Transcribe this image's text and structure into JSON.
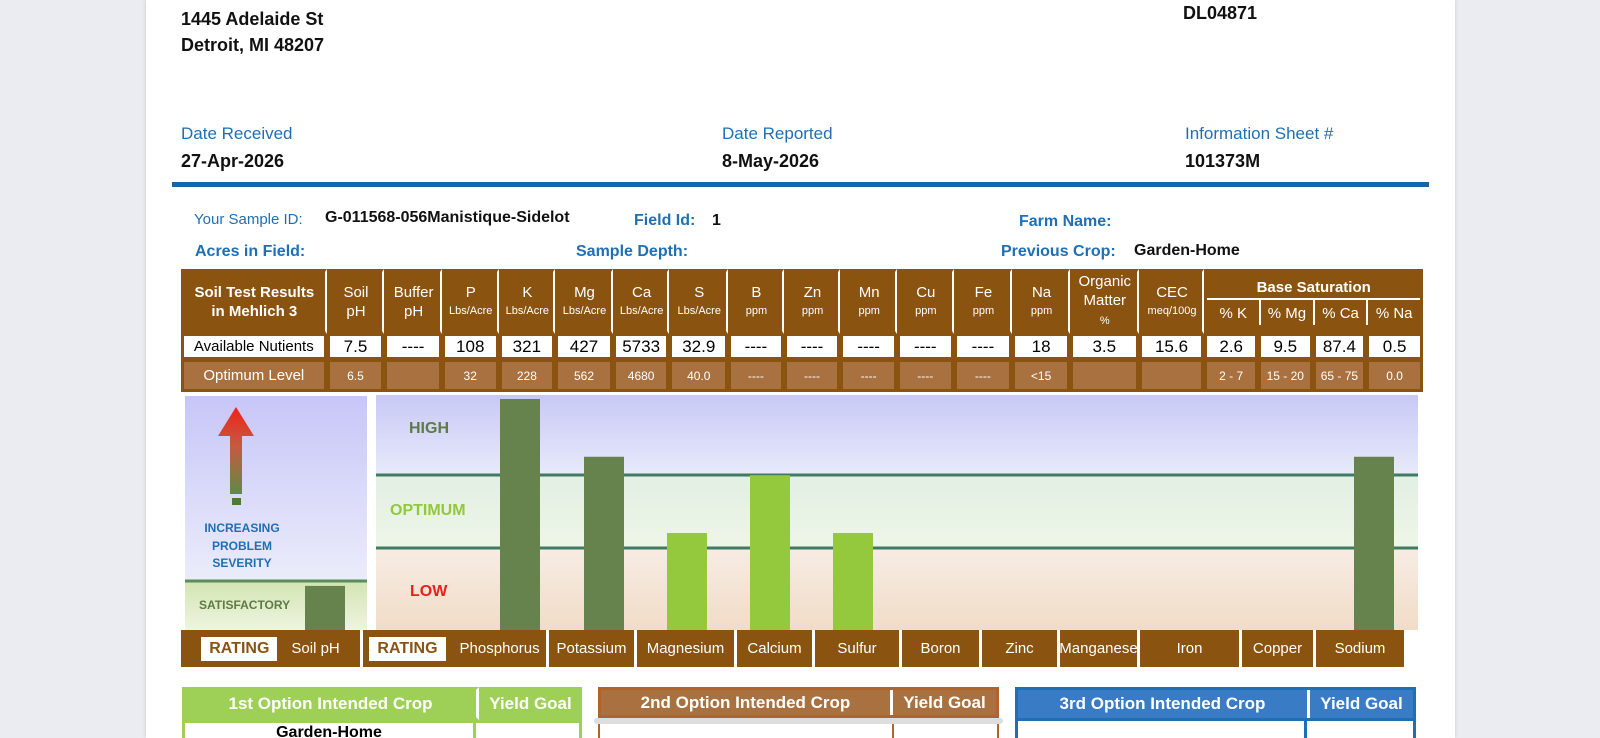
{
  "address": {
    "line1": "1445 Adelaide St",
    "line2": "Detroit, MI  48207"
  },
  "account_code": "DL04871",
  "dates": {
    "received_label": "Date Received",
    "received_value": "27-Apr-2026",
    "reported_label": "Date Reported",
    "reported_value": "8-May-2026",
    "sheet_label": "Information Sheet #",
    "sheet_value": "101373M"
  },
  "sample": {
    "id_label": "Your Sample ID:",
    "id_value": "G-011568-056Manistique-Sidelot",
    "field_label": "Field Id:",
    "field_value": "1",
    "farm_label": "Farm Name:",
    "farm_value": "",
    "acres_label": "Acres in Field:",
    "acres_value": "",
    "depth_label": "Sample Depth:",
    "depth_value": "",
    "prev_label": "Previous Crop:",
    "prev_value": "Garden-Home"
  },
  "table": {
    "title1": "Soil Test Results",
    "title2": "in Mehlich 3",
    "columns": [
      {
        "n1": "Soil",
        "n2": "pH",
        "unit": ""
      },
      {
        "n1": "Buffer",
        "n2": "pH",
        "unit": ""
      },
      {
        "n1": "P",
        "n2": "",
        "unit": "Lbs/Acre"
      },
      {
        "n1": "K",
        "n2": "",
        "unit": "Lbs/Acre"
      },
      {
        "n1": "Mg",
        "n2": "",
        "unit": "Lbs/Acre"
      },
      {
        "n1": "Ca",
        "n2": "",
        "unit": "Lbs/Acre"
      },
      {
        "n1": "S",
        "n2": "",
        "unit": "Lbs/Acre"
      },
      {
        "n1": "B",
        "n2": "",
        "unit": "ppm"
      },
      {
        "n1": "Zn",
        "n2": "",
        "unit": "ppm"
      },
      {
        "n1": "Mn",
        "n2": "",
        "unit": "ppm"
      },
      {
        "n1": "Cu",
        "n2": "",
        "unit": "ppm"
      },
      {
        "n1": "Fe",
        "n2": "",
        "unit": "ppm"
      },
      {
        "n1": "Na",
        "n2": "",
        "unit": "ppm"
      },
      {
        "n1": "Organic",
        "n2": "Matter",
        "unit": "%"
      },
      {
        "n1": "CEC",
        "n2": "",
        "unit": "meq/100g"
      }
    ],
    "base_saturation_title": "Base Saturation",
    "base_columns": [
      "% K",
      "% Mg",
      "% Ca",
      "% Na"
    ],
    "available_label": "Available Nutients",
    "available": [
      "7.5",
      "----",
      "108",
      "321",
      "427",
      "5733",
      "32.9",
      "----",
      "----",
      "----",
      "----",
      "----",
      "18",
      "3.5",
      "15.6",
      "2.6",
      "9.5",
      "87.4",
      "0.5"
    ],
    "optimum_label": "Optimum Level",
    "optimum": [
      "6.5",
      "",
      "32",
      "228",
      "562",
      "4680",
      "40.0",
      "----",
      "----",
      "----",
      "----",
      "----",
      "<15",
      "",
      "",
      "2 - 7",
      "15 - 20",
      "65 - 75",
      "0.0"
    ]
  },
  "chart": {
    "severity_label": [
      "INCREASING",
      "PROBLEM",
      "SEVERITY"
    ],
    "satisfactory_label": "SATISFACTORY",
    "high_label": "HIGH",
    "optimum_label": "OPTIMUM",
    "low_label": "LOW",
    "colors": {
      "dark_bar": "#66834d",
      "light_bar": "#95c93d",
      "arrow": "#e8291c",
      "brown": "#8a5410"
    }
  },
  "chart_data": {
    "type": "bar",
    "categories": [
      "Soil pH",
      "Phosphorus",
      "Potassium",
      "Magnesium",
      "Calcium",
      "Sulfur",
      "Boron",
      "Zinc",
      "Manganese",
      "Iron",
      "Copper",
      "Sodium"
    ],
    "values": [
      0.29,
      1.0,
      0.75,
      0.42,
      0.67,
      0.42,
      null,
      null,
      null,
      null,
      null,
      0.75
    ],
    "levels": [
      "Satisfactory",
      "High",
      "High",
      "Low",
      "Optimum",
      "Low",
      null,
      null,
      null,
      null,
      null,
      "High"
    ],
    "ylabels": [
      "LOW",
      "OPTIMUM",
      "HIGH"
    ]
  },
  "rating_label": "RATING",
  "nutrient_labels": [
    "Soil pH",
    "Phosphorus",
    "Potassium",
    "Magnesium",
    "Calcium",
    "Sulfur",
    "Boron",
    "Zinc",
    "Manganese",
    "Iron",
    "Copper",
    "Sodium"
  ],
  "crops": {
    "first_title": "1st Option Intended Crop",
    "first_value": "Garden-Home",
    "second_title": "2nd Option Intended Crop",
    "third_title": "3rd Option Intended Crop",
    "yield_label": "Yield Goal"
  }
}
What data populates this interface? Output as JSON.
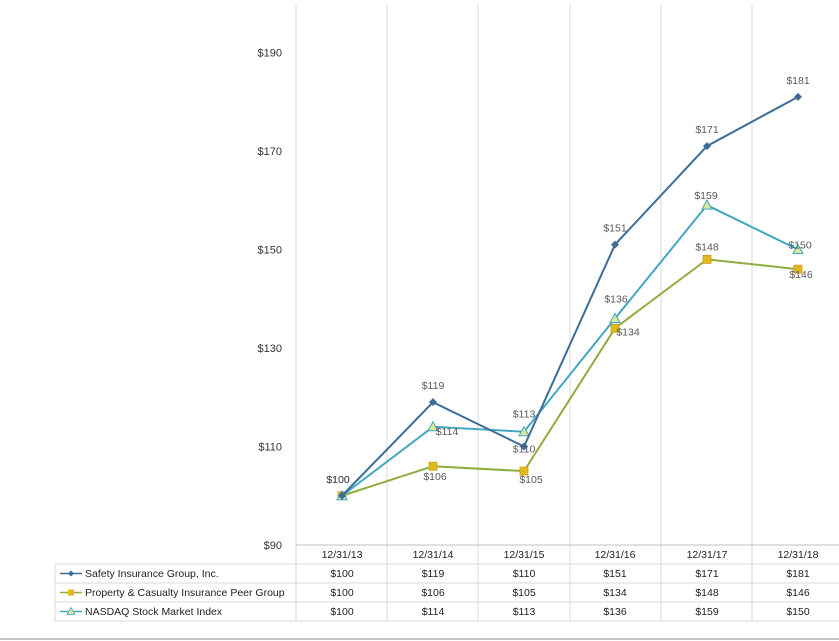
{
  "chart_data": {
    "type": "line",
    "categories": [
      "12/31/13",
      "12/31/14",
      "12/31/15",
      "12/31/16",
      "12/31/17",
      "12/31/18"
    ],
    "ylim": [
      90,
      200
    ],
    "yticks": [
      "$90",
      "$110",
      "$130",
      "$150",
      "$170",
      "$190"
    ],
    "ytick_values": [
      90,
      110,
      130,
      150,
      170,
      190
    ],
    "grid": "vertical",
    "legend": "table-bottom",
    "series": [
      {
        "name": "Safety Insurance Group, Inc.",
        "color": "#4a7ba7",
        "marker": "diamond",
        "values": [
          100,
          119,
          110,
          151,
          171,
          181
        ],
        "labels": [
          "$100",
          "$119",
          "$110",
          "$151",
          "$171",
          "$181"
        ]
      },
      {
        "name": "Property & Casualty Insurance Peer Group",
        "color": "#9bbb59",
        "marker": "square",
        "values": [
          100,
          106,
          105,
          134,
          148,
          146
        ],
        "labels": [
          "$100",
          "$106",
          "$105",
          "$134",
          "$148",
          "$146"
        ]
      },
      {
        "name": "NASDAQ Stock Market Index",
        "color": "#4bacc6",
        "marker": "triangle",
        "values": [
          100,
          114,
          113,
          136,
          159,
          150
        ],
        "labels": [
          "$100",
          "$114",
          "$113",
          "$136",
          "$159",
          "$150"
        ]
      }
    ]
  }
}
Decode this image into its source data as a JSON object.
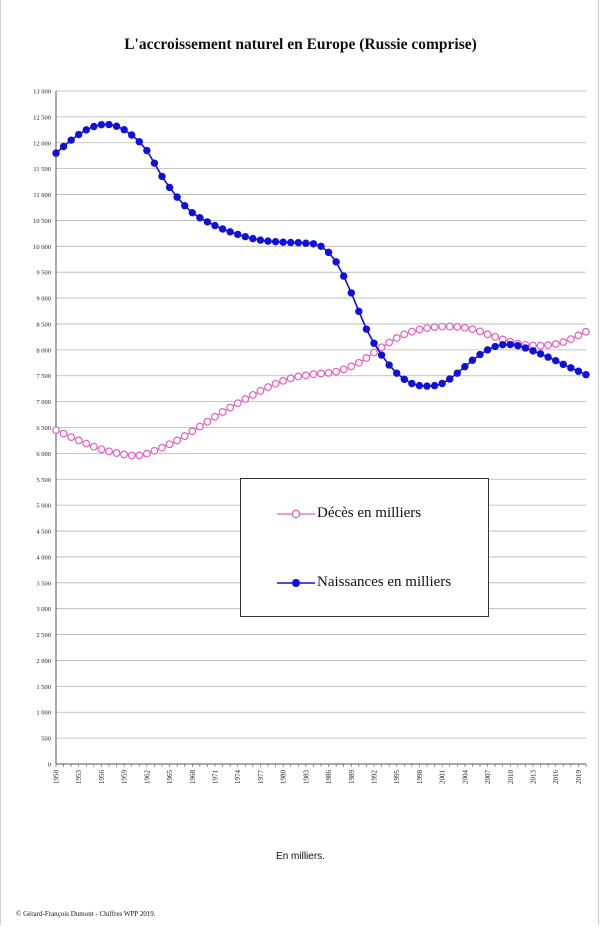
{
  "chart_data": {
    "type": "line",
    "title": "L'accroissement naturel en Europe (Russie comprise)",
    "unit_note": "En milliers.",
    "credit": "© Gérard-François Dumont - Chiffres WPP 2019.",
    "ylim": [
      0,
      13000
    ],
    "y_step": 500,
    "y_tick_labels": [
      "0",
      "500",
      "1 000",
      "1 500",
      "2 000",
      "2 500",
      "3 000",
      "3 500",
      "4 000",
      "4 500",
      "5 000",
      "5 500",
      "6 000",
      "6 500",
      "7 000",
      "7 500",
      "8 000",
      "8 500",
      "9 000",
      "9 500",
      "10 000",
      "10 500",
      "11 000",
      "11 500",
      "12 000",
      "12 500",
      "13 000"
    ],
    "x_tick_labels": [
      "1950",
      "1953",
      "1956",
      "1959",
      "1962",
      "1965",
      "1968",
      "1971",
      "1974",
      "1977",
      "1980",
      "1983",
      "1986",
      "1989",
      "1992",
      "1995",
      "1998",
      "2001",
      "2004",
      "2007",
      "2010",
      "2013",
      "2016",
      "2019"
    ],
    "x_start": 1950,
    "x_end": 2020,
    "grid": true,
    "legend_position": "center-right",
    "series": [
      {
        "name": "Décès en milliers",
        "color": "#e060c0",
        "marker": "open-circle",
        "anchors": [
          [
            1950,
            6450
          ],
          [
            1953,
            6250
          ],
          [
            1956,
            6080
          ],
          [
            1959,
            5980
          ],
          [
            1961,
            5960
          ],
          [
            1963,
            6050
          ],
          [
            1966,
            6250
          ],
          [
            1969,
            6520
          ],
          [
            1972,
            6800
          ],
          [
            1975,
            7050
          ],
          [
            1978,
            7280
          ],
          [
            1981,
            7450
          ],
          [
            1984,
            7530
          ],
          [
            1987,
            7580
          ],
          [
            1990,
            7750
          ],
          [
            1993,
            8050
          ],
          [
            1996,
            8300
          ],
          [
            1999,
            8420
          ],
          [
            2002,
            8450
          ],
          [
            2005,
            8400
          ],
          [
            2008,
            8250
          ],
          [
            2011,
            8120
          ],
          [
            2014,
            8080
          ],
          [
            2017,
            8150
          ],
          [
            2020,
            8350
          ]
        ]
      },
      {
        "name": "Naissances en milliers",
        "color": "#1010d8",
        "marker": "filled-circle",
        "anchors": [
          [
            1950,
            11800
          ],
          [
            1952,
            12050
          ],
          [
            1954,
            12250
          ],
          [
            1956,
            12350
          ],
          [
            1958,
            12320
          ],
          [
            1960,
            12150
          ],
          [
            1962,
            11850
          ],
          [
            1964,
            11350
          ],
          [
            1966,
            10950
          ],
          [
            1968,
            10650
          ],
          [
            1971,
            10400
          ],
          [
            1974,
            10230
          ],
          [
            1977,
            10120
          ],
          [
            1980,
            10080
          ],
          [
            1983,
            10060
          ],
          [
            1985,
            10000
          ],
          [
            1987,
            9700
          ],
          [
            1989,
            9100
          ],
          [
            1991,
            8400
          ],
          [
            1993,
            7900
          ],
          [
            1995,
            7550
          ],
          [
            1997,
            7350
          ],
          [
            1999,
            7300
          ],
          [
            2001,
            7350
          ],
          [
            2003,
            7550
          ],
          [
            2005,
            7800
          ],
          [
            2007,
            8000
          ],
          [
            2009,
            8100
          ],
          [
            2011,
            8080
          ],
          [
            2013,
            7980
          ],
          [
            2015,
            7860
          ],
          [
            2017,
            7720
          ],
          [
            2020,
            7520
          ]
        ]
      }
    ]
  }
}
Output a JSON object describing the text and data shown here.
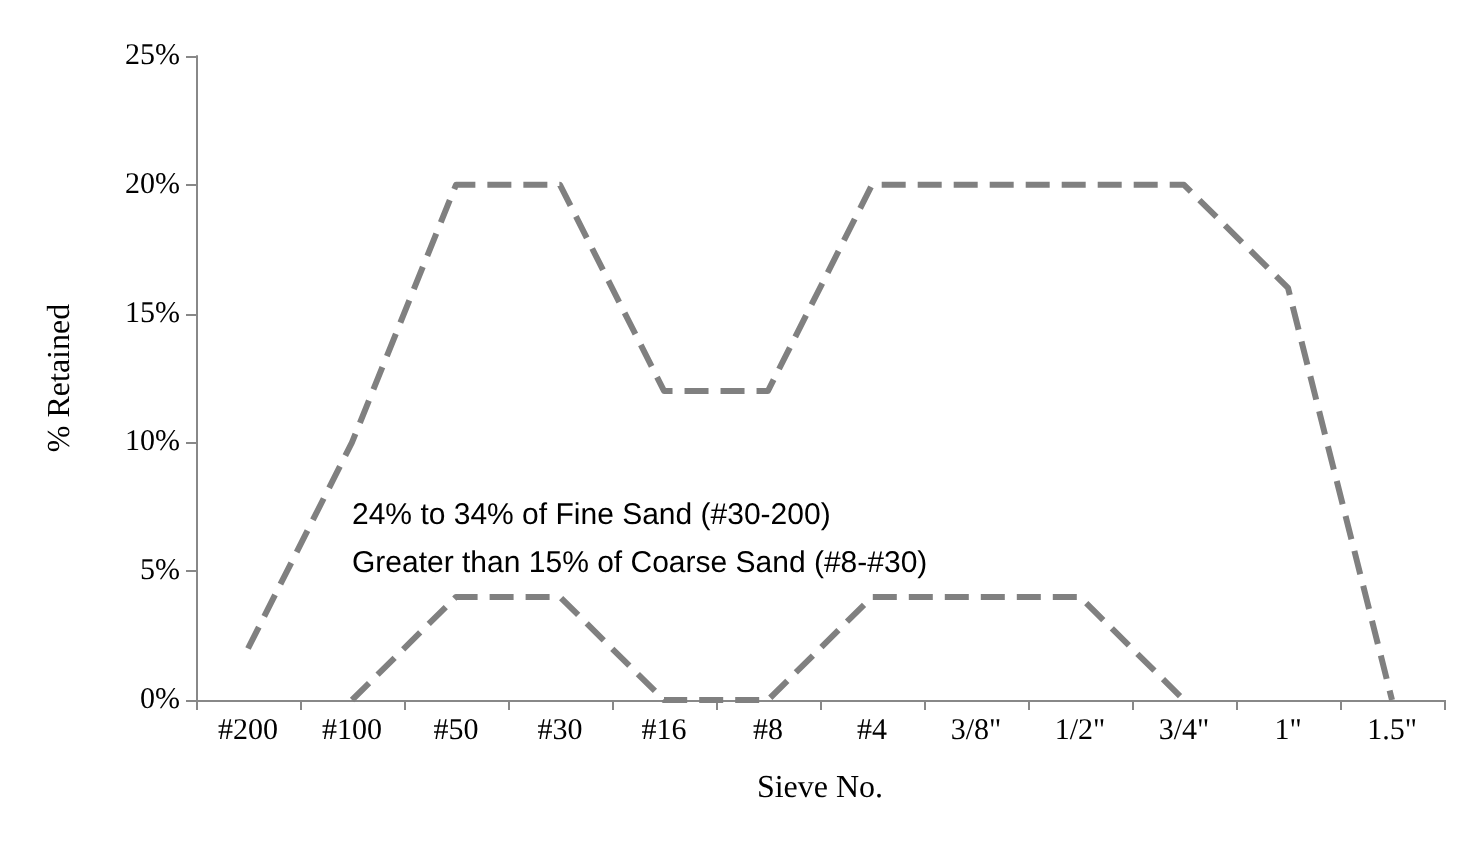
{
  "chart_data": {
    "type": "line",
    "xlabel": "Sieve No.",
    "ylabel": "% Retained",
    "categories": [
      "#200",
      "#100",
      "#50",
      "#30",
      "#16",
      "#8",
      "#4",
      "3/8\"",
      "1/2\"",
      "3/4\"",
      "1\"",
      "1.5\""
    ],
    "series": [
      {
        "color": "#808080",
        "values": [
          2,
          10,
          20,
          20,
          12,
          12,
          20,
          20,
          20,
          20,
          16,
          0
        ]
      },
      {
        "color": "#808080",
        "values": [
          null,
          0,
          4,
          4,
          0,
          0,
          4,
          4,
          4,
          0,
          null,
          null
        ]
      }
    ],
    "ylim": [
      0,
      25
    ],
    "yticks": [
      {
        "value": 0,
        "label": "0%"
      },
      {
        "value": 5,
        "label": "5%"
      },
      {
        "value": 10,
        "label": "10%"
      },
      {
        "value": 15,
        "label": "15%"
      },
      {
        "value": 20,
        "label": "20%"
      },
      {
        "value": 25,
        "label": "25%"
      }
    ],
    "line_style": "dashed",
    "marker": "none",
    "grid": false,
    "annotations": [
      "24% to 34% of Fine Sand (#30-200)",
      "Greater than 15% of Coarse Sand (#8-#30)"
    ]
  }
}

▶ _Requirements_: In the material above, find the lines that contain "circle" and show them.

▶ _Result of this exercise_:
        "marker": "open-circle",
        "marker": "filled-circle",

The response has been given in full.